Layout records
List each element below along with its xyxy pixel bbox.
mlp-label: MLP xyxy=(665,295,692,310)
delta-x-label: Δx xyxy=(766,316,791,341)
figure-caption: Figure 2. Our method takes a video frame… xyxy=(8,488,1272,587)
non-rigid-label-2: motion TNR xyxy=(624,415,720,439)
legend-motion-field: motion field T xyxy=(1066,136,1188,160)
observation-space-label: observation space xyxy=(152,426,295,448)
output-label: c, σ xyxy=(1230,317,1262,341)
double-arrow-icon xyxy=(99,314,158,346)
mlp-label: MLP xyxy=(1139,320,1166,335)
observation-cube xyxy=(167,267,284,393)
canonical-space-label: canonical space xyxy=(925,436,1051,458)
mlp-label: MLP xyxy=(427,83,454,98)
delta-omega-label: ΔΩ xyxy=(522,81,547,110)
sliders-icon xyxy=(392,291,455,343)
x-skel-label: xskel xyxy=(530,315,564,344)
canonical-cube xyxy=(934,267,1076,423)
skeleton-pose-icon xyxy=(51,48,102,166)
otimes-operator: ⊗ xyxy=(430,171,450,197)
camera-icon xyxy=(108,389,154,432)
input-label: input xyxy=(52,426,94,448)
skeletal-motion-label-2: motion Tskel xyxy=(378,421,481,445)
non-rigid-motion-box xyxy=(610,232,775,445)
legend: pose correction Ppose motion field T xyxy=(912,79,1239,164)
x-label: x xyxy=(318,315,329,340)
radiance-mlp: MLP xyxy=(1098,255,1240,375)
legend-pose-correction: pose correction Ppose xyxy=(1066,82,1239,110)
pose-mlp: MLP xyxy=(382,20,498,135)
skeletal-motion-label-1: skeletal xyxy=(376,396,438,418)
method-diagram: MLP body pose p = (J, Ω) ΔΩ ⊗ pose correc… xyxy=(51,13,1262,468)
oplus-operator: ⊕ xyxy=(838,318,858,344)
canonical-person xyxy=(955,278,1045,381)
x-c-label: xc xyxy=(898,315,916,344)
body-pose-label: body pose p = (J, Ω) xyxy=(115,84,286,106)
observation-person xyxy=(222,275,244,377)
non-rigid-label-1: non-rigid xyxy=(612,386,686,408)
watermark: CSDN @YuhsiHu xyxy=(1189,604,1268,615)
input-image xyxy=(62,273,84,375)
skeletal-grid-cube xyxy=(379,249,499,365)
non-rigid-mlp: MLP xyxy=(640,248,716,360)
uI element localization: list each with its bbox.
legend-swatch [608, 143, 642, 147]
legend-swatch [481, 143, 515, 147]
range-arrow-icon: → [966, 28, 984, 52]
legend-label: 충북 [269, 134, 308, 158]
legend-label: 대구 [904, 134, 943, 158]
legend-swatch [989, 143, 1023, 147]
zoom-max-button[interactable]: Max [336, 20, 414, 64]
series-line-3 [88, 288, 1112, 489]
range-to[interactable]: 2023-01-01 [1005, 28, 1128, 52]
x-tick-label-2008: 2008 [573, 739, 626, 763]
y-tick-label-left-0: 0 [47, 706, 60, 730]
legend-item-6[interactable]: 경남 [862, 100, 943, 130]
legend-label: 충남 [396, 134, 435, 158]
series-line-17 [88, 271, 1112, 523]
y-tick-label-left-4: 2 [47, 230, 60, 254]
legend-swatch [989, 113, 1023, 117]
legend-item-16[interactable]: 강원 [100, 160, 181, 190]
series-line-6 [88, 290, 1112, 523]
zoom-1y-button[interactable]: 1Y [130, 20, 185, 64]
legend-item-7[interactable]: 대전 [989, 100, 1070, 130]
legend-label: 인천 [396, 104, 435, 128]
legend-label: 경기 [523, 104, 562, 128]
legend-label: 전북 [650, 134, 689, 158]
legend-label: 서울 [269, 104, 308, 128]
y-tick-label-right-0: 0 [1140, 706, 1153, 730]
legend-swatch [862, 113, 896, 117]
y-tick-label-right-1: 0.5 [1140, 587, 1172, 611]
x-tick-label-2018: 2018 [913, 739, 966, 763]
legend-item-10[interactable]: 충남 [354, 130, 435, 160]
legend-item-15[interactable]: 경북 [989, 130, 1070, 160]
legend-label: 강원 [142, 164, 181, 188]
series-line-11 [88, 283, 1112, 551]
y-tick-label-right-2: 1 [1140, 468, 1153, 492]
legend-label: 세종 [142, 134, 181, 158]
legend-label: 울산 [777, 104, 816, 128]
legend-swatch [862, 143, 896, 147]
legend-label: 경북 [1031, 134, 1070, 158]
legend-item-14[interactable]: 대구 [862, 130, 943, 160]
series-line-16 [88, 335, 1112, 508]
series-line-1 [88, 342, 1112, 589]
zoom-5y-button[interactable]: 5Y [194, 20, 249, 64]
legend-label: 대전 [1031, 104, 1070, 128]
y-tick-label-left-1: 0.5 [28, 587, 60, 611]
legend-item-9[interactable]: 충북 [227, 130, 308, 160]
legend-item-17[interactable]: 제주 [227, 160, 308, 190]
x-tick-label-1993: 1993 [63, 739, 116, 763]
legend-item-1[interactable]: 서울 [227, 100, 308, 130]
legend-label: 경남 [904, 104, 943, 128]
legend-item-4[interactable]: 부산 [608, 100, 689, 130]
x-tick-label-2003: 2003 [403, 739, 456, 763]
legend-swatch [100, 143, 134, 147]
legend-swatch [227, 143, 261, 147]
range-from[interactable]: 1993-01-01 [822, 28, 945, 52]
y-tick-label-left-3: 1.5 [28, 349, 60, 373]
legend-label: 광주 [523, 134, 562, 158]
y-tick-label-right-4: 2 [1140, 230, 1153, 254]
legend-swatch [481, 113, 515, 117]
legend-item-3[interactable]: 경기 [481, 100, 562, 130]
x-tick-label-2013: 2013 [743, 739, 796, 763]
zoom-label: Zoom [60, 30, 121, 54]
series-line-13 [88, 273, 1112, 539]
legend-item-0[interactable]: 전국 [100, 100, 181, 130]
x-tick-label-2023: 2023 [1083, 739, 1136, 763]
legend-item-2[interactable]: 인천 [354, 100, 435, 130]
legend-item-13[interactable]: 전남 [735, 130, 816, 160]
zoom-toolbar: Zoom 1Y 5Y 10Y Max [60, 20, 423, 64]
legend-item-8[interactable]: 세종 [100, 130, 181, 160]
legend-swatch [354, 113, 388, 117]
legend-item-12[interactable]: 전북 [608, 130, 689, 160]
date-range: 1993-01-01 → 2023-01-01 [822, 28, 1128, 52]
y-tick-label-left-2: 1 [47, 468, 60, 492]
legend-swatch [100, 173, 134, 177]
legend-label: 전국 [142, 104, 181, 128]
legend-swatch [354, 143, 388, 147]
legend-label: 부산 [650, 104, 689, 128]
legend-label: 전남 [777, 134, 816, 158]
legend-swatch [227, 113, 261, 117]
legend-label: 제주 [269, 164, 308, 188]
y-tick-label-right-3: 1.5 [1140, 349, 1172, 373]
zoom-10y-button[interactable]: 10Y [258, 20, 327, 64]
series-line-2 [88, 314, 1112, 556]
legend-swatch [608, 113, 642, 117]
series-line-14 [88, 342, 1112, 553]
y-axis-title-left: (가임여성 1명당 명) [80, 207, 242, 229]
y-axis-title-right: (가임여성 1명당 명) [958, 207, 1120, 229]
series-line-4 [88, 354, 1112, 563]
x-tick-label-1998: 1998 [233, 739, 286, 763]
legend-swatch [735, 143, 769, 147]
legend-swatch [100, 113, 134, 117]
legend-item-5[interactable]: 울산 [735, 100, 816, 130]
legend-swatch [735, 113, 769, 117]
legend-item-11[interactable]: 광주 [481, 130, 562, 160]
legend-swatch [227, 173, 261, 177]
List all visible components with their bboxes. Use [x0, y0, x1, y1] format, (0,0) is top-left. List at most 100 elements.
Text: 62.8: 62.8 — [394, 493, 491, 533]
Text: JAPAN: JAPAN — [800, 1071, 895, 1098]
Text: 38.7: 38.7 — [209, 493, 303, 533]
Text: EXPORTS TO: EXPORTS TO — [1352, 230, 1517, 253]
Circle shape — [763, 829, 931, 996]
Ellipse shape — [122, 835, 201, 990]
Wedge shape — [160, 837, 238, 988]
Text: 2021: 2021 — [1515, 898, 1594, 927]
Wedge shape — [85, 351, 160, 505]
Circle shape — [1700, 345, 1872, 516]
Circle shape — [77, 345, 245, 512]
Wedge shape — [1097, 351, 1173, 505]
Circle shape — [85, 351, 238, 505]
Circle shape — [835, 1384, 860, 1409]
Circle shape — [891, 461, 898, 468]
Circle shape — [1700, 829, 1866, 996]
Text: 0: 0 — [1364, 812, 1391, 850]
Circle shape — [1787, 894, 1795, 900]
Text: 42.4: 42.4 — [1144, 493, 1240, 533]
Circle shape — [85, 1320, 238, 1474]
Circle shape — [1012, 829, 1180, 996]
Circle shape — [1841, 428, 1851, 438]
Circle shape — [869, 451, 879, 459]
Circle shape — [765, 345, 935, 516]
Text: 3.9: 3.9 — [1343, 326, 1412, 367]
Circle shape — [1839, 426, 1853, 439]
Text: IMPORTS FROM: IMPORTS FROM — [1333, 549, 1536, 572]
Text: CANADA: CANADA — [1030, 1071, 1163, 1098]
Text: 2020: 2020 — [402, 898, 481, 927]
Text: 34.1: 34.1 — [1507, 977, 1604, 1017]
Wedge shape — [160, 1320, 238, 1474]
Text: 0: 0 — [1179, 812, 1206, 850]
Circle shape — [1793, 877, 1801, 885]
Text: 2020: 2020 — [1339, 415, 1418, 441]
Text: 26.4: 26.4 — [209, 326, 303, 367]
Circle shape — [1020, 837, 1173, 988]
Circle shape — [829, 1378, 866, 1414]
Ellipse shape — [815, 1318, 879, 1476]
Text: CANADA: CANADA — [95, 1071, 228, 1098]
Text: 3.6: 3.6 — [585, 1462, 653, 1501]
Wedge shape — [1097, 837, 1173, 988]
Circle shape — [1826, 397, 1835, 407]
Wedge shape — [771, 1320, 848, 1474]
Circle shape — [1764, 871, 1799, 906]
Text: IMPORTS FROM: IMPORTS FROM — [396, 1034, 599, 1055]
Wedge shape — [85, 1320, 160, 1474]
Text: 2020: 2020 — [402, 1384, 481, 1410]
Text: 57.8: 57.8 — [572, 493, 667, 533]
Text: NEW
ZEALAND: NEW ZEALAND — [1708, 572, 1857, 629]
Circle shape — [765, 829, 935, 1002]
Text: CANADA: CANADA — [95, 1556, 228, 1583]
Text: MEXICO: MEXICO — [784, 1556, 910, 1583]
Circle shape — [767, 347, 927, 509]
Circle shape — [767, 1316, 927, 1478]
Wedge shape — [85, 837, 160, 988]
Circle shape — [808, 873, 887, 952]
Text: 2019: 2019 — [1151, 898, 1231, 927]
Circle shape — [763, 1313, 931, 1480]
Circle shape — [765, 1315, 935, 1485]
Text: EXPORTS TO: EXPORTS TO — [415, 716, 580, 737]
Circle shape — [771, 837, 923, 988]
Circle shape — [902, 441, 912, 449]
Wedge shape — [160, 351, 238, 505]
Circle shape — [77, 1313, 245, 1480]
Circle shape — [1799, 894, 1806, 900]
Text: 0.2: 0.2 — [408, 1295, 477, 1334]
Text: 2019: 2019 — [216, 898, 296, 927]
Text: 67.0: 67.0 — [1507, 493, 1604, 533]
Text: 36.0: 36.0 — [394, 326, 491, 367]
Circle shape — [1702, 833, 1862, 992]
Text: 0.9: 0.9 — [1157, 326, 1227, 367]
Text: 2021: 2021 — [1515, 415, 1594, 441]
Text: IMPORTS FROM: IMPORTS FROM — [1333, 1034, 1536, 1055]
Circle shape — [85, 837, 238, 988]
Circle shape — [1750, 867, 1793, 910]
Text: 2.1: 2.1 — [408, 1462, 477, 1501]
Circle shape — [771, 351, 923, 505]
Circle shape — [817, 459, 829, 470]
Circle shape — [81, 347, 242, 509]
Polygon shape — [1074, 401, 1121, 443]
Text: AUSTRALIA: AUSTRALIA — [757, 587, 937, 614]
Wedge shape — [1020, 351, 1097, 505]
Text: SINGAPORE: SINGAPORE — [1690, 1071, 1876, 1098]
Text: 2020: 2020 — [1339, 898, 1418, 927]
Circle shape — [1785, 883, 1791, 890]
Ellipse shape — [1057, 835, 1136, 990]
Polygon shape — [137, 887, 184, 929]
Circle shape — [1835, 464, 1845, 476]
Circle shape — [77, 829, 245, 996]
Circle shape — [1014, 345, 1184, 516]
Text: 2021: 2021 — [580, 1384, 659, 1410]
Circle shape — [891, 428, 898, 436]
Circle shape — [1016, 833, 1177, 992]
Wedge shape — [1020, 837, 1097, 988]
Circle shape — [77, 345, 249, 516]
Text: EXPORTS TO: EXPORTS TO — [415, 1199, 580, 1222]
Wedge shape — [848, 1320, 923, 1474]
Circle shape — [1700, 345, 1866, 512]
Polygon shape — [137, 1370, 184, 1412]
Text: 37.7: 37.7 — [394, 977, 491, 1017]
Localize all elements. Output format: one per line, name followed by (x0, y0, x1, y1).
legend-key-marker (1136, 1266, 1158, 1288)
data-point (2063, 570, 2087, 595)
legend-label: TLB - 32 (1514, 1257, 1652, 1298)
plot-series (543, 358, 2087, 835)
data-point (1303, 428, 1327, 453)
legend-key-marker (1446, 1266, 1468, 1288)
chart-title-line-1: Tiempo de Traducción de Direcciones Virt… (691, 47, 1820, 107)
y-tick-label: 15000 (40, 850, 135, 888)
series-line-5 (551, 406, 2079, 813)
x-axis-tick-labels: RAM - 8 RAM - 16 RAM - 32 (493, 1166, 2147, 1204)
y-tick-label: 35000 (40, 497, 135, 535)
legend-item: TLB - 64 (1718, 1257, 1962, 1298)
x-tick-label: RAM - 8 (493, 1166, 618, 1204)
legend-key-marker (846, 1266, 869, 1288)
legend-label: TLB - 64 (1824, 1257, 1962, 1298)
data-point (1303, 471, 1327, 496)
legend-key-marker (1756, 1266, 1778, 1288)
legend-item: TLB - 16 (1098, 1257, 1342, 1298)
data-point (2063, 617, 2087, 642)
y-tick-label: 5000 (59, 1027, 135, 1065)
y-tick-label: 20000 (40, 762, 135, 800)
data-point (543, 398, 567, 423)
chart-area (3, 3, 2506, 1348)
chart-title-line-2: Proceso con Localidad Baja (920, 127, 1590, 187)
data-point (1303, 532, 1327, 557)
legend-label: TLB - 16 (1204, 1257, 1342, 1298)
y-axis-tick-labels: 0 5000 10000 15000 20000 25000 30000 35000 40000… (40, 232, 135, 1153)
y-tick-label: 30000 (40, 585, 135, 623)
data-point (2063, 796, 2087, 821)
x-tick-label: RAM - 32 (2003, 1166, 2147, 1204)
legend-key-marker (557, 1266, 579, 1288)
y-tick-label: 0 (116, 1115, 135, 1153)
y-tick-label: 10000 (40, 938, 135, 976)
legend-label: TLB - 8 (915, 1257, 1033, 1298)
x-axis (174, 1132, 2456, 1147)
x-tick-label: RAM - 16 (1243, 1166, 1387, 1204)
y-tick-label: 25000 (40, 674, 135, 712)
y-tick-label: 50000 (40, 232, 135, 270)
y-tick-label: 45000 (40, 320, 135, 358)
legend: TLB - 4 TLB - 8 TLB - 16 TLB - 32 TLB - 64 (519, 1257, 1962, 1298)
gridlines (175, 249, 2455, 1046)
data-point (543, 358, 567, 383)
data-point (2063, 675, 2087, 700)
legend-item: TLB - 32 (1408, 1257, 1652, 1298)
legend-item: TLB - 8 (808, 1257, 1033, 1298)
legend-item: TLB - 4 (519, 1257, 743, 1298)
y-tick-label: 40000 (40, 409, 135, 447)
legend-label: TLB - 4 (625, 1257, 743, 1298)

**REQUIRED TASK**
Pick out each row above that contains the string "skeletal" and copy it in full. The match is case-sensitive.

**OUTPUT**
skeletal-motion-label-2: motion Tskel xyxy=(378,421,481,445)
skeletal-motion-label-1: skeletal xyxy=(376,396,438,418)
skeletal-grid-cube xyxy=(379,249,499,365)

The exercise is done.